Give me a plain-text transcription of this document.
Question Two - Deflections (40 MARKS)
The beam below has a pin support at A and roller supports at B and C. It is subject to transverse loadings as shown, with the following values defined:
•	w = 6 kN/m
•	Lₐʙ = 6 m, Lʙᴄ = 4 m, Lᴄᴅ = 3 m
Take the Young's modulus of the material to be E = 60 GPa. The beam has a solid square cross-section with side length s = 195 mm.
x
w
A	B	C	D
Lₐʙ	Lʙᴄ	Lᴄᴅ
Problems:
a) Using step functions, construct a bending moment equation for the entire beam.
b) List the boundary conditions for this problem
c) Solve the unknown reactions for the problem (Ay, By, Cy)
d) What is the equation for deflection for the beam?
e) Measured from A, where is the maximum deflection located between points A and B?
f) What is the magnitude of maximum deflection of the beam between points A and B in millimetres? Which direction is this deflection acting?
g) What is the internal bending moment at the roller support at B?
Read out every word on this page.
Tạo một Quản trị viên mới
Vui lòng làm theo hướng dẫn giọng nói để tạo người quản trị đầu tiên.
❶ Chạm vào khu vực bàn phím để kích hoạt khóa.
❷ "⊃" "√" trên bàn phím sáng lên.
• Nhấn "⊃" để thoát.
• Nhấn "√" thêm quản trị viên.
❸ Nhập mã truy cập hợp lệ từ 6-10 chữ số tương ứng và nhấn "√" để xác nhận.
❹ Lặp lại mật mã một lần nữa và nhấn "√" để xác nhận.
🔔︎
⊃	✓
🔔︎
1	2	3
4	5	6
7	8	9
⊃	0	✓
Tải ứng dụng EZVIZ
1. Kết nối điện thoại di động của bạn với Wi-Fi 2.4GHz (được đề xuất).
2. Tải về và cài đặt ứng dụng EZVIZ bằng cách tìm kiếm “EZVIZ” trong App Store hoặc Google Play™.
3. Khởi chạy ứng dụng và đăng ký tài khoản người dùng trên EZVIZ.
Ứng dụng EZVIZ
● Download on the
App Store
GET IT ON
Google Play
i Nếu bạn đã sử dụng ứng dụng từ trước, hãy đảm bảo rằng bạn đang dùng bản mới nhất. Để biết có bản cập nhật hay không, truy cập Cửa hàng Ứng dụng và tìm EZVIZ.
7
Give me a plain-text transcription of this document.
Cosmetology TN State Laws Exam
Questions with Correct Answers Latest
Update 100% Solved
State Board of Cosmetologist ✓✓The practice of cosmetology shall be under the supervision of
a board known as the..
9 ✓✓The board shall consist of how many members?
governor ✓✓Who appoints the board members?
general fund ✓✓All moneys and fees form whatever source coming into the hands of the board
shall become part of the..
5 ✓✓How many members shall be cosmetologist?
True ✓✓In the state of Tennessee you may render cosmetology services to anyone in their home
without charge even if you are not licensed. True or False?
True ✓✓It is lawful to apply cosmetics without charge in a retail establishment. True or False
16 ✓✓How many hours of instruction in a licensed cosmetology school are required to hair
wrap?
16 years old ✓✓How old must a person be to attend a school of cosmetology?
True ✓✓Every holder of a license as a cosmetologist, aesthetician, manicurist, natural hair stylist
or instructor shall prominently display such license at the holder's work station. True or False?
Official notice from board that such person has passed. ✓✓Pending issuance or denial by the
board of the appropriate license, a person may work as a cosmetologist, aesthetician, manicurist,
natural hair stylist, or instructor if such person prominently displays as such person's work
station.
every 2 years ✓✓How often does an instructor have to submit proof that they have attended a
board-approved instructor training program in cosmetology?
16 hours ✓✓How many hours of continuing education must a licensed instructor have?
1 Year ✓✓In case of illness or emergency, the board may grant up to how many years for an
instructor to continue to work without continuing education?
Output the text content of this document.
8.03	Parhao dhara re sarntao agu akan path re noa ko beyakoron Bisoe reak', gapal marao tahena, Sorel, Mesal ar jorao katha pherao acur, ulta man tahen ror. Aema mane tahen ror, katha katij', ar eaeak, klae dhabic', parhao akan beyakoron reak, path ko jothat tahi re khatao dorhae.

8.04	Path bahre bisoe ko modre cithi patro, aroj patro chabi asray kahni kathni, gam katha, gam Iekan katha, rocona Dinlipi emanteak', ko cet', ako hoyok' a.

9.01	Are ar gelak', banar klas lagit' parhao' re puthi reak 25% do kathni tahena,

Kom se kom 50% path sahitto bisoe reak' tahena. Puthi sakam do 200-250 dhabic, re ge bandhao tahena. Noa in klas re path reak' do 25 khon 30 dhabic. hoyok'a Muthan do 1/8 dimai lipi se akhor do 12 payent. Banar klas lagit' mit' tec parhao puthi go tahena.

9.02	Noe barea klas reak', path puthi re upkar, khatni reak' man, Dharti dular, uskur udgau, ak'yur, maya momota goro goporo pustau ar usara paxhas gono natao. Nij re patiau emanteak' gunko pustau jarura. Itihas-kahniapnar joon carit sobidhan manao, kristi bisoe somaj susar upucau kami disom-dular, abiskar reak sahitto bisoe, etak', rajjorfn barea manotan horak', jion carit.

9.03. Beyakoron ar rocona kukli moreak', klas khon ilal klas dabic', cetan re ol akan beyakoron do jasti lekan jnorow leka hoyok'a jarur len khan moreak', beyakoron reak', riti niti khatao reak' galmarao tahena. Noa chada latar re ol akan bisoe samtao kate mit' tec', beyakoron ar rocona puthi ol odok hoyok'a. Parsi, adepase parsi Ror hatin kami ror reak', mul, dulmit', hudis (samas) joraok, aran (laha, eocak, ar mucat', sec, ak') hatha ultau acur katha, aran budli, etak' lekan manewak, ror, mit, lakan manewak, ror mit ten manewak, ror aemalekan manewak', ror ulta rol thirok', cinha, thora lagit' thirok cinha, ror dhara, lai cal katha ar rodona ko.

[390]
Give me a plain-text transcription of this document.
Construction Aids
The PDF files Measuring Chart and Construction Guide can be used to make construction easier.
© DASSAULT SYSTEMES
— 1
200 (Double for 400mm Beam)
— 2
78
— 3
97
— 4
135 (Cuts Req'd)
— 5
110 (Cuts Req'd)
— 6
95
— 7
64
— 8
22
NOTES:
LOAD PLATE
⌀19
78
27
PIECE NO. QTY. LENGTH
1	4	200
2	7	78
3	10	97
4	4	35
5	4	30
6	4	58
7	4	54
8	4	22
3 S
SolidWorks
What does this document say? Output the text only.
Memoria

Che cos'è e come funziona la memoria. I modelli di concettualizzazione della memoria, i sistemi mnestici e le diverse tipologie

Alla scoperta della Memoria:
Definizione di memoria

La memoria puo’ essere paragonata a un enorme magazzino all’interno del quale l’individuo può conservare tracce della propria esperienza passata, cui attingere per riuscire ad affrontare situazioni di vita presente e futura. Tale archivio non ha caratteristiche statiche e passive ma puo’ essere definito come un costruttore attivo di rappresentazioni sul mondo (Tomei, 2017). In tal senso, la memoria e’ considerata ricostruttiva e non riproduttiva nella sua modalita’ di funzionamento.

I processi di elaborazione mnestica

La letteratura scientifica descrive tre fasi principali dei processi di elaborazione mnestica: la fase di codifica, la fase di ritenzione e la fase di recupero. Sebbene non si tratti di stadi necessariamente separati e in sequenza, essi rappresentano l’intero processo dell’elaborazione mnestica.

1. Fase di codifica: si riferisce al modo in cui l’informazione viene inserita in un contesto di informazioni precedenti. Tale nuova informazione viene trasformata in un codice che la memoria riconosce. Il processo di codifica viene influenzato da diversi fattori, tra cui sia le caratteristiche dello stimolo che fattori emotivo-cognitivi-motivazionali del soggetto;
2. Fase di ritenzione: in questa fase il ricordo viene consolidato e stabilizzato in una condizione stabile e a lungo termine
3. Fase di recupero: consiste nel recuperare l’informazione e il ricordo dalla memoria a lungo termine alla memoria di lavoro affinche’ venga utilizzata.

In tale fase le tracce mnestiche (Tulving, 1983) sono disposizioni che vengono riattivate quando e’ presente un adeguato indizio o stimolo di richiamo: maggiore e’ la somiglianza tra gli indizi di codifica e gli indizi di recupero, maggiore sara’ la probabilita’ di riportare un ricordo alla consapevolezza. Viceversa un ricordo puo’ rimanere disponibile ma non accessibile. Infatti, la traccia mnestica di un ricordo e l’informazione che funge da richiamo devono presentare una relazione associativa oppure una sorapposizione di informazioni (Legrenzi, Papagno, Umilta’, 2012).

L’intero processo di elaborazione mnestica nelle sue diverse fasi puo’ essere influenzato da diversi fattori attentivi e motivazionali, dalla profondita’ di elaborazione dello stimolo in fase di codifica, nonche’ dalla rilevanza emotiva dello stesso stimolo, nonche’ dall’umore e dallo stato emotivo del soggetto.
════════════════════
### Objective
Go over the entries above and say how many lines hold the string "does", with no other text.

### Solution to this exercise
2